▶ **What is expected**
Can you transcribe every line exactly and leave the pictures behind?

▶ **Data provided**

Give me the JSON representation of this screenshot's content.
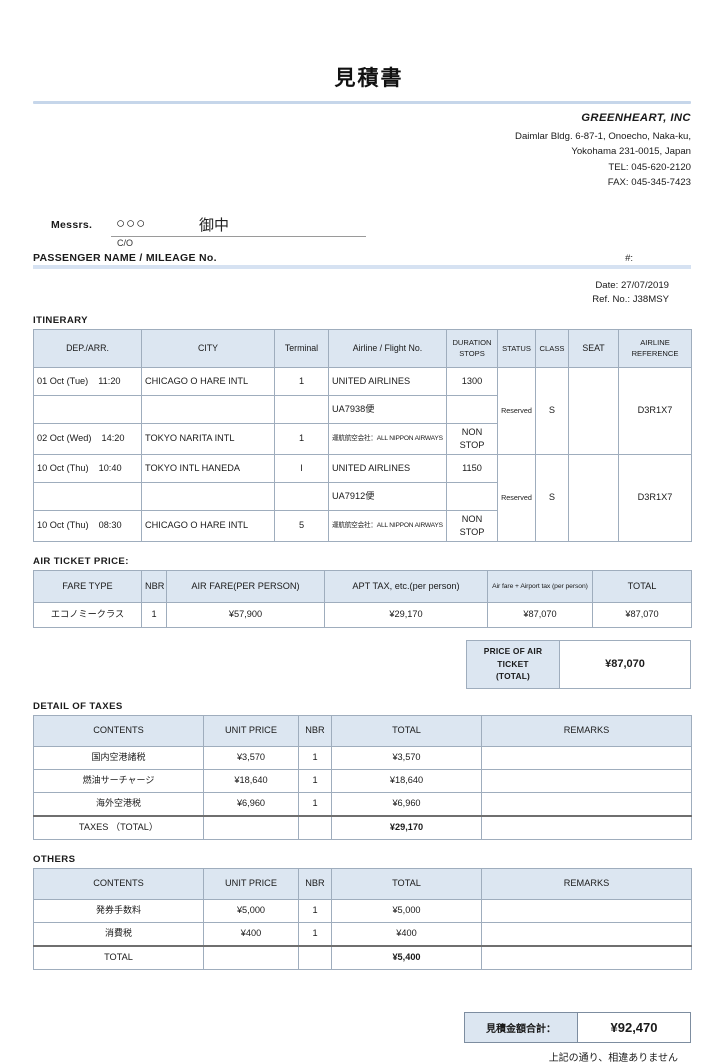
{
  "document": {
    "title": "見積書",
    "company": {
      "name": "GREENHEART, INC",
      "address_line1": "Daimlar Bldg. 6-87-1, Onoecho, Naka-ku,",
      "address_line2": "Yokohama 231-0015, Japan",
      "tel": "TEL: 045-620-2120",
      "fax": "FAX: 045-345-7423"
    },
    "addressee": {
      "messrs_label": "Messrs.",
      "name_placeholder": "○○○",
      "honorific": "御中",
      "co_label": "C/O",
      "passenger_line": "PASSENGER NAME  /   MILEAGE No.",
      "hash_label": "#:"
    },
    "meta": {
      "date": "Date: 27/07/2019",
      "ref_no": "Ref. No.: J38MSY"
    }
  },
  "itinerary": {
    "section_label": "ITINERARY",
    "headers": {
      "dep_arr": "DEP./ARR.",
      "city": "CITY",
      "terminal": "Terminal",
      "airline_flight": "Airline / Flight No.",
      "duration": "DURATION",
      "stops": "STOPS",
      "status": "STATUS",
      "class": "CLASS",
      "seat": "SEAT",
      "airline_reference_l1": "AIRLINE",
      "airline_reference_l2": "REFERENCE"
    },
    "segments": [
      {
        "dep_date": "01 Oct (Tue)",
        "dep_time": "11:20",
        "dep_city": "CHICAGO O HARE INTL",
        "dep_terminal": "1",
        "arr_date": "02 Oct (Wed)",
        "arr_time": "14:20",
        "arr_city": "TOKYO NARITA INTL",
        "arr_terminal": "1",
        "airline": "UNITED AIRLINES",
        "flight_no": "UA7938便",
        "operated_by": "運航航空会社：ALL NIPPON AIRWAYS",
        "duration": "1300",
        "stops": "NON STOP",
        "status": "Reserved",
        "class": "S",
        "seat": "",
        "airline_reference": "D3R1X7"
      },
      {
        "dep_date": "10 Oct (Thu)",
        "dep_time": "10:40",
        "dep_city": "TOKYO INTL HANEDA",
        "dep_terminal": "I",
        "arr_date": "10 Oct (Thu)",
        "arr_time": "08:30",
        "arr_city": "CHICAGO O HARE INTL",
        "arr_terminal": "5",
        "airline": "UNITED AIRLINES",
        "flight_no": "UA7912便",
        "operated_by": "運航航空会社：ALL NIPPON AIRWAYS",
        "duration": "1150",
        "stops": "NON STOP",
        "status": "Reserved",
        "class": "S",
        "seat": "",
        "airline_reference": "D3R1X7"
      }
    ]
  },
  "air_ticket_price": {
    "section_label": "AIR TICKET PRICE:",
    "headers": {
      "fare_type": "FARE TYPE",
      "nbr": "NBR",
      "air_fare": "AIR FARE(PER PERSON)",
      "apt_tax": "APT TAX, etc.(per person)",
      "air_fare_plus_tax": "Air fare + Airport tax (per person)",
      "total": "TOTAL"
    },
    "rows": [
      {
        "fare_type": "エコノミークラス",
        "nbr": "1",
        "air_fare": "¥57,900",
        "apt_tax": "¥29,170",
        "air_fare_plus_tax": "¥87,070",
        "total": "¥87,070"
      }
    ],
    "price_of_air_ticket": {
      "label_line1": "PRICE OF AIR",
      "label_line2": "TICKET",
      "label_line3": "(TOTAL)",
      "value": "¥87,070"
    }
  },
  "detail_of_taxes": {
    "section_label": "DETAIL OF TAXES",
    "headers": {
      "contents": "CONTENTS",
      "unit_price": "UNIT PRICE",
      "nbr": "NBR",
      "total": "TOTAL",
      "remarks": "REMARKS"
    },
    "rows": [
      {
        "contents": "国内空港諸税",
        "unit_price": "¥3,570",
        "nbr": "1",
        "total": "¥3,570",
        "remarks": ""
      },
      {
        "contents": "燃油サーチャージ",
        "unit_price": "¥18,640",
        "nbr": "1",
        "total": "¥18,640",
        "remarks": ""
      },
      {
        "contents": "海外空港税",
        "unit_price": "¥6,960",
        "nbr": "1",
        "total": "¥6,960",
        "remarks": ""
      }
    ],
    "total_row": {
      "label": "TAXES （TOTAL）",
      "unit_price": "",
      "nbr": "",
      "total": "¥29,170",
      "remarks": ""
    }
  },
  "others": {
    "section_label": "OTHERS",
    "headers": {
      "contents": "CONTENTS",
      "unit_price": "UNIT PRICE",
      "nbr": "NBR",
      "total": "TOTAL",
      "remarks": "REMARKS"
    },
    "rows": [
      {
        "contents": "発券手数料",
        "unit_price": "¥5,000",
        "nbr": "1",
        "total": "¥5,000",
        "remarks": ""
      },
      {
        "contents": "消費税",
        "unit_price": "¥400",
        "nbr": "1",
        "total": "¥400",
        "remarks": ""
      }
    ],
    "total_row": {
      "label": "TOTAL",
      "unit_price": "",
      "nbr": "",
      "total": "¥5,400",
      "remarks": ""
    }
  },
  "grand_total": {
    "label": "見積金額合計：",
    "value": "¥92,470",
    "note": "上記の通り、相違ありません"
  },
  "colors": {
    "header_fill": "#dce6f1",
    "rule_blue": "#c6d6ea",
    "bar_blue": "#d6e2f2",
    "border": "#9fadbd"
  }
}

▶ **Written solution**
Give me the JSON representation of this screenshot's content.
{
  "document": {
    "title": "見積書",
    "company": {
      "name": "GREENHEART, INC",
      "address_line1": "Daimlar Bldg. 6-87-1, Onoecho, Naka-ku,",
      "address_line2": "Yokohama 231-0015, Japan",
      "tel": "TEL: 045-620-2120",
      "fax": "FAX: 045-345-7423"
    },
    "addressee": {
      "messrs_label": "Messrs.",
      "name_placeholder": "○○○",
      "honorific": "御中",
      "co_label": "C/O",
      "passenger_line": "PASSENGER NAME  /   MILEAGE No.",
      "hash_label": "#:"
    },
    "meta": {
      "date": "Date: 27/07/2019",
      "ref_no": "Ref. No.: J38MSY"
    }
  },
  "itinerary": {
    "section_label": "ITINERARY",
    "headers": {
      "dep_arr": "DEP./ARR.",
      "city": "CITY",
      "terminal": "Terminal",
      "airline_flight": "Airline / Flight No.",
      "duration": "DURATION",
      "stops": "STOPS",
      "status": "STATUS",
      "class": "CLASS",
      "seat": "SEAT",
      "airline_reference_l1": "AIRLINE",
      "airline_reference_l2": "REFERENCE"
    },
    "segments": [
      {
        "dep_date": "01 Oct (Tue)",
        "dep_time": "11:20",
        "dep_city": "CHICAGO O HARE INTL",
        "dep_terminal": "1",
        "arr_date": "02 Oct (Wed)",
        "arr_time": "14:20",
        "arr_city": "TOKYO NARITA INTL",
        "arr_terminal": "1",
        "airline": "UNITED AIRLINES",
        "flight_no": "UA7938便",
        "operated_by": "運航航空会社：ALL NIPPON AIRWAYS",
        "duration": "1300",
        "stops": "NON STOP",
        "status": "Reserved",
        "class": "S",
        "seat": "",
        "airline_reference": "D3R1X7"
      },
      {
        "dep_date": "10 Oct (Thu)",
        "dep_time": "10:40",
        "dep_city": "TOKYO INTL HANEDA",
        "dep_terminal": "I",
        "arr_date": "10 Oct (Thu)",
        "arr_time": "08:30",
        "arr_city": "CHICAGO O HARE INTL",
        "arr_terminal": "5",
        "airline": "UNITED AIRLINES",
        "flight_no": "UA7912便",
        "operated_by": "運航航空会社：ALL NIPPON AIRWAYS",
        "duration": "1150",
        "stops": "NON STOP",
        "status": "Reserved",
        "class": "S",
        "seat": "",
        "airline_reference": "D3R1X7"
      }
    ]
  },
  "air_ticket_price": {
    "section_label": "AIR TICKET PRICE:",
    "headers": {
      "fare_type": "FARE TYPE",
      "nbr": "NBR",
      "air_fare": "AIR FARE(PER PERSON)",
      "apt_tax": "APT TAX, etc.(per person)",
      "air_fare_plus_tax": "Air fare + Airport tax (per person)",
      "total": "TOTAL"
    },
    "rows": [
      {
        "fare_type": "エコノミークラス",
        "nbr": "1",
        "air_fare": "¥57,900",
        "apt_tax": "¥29,170",
        "air_fare_plus_tax": "¥87,070",
        "total": "¥87,070"
      }
    ],
    "price_of_air_ticket": {
      "label_line1": "PRICE OF AIR",
      "label_line2": "TICKET",
      "label_line3": "(TOTAL)",
      "value": "¥87,070"
    }
  },
  "detail_of_taxes": {
    "section_label": "DETAIL OF TAXES",
    "headers": {
      "contents": "CONTENTS",
      "unit_price": "UNIT PRICE",
      "nbr": "NBR",
      "total": "TOTAL",
      "remarks": "REMARKS"
    },
    "rows": [
      {
        "contents": "国内空港諸税",
        "unit_price": "¥3,570",
        "nbr": "1",
        "total": "¥3,570",
        "remarks": ""
      },
      {
        "contents": "燃油サーチャージ",
        "unit_price": "¥18,640",
        "nbr": "1",
        "total": "¥18,640",
        "remarks": ""
      },
      {
        "contents": "海外空港税",
        "unit_price": "¥6,960",
        "nbr": "1",
        "total": "¥6,960",
        "remarks": ""
      }
    ],
    "total_row": {
      "label": "TAXES （TOTAL）",
      "unit_price": "",
      "nbr": "",
      "total": "¥29,170",
      "remarks": ""
    }
  },
  "others": {
    "section_label": "OTHERS",
    "headers": {
      "contents": "CONTENTS",
      "unit_price": "UNIT PRICE",
      "nbr": "NBR",
      "total": "TOTAL",
      "remarks": "REMARKS"
    },
    "rows": [
      {
        "contents": "発券手数料",
        "unit_price": "¥5,000",
        "nbr": "1",
        "total": "¥5,000",
        "remarks": ""
      },
      {
        "contents": "消費税",
        "unit_price": "¥400",
        "nbr": "1",
        "total": "¥400",
        "remarks": ""
      }
    ],
    "total_row": {
      "label": "TOTAL",
      "unit_price": "",
      "nbr": "",
      "total": "¥5,400",
      "remarks": ""
    }
  },
  "grand_total": {
    "label": "見積金額合計：",
    "value": "¥92,470",
    "note": "上記の通り、相違ありません"
  },
  "colors": {
    "header_fill": "#dce6f1",
    "rule_blue": "#c6d6ea",
    "bar_blue": "#d6e2f2",
    "border": "#9fadbd"
  }
}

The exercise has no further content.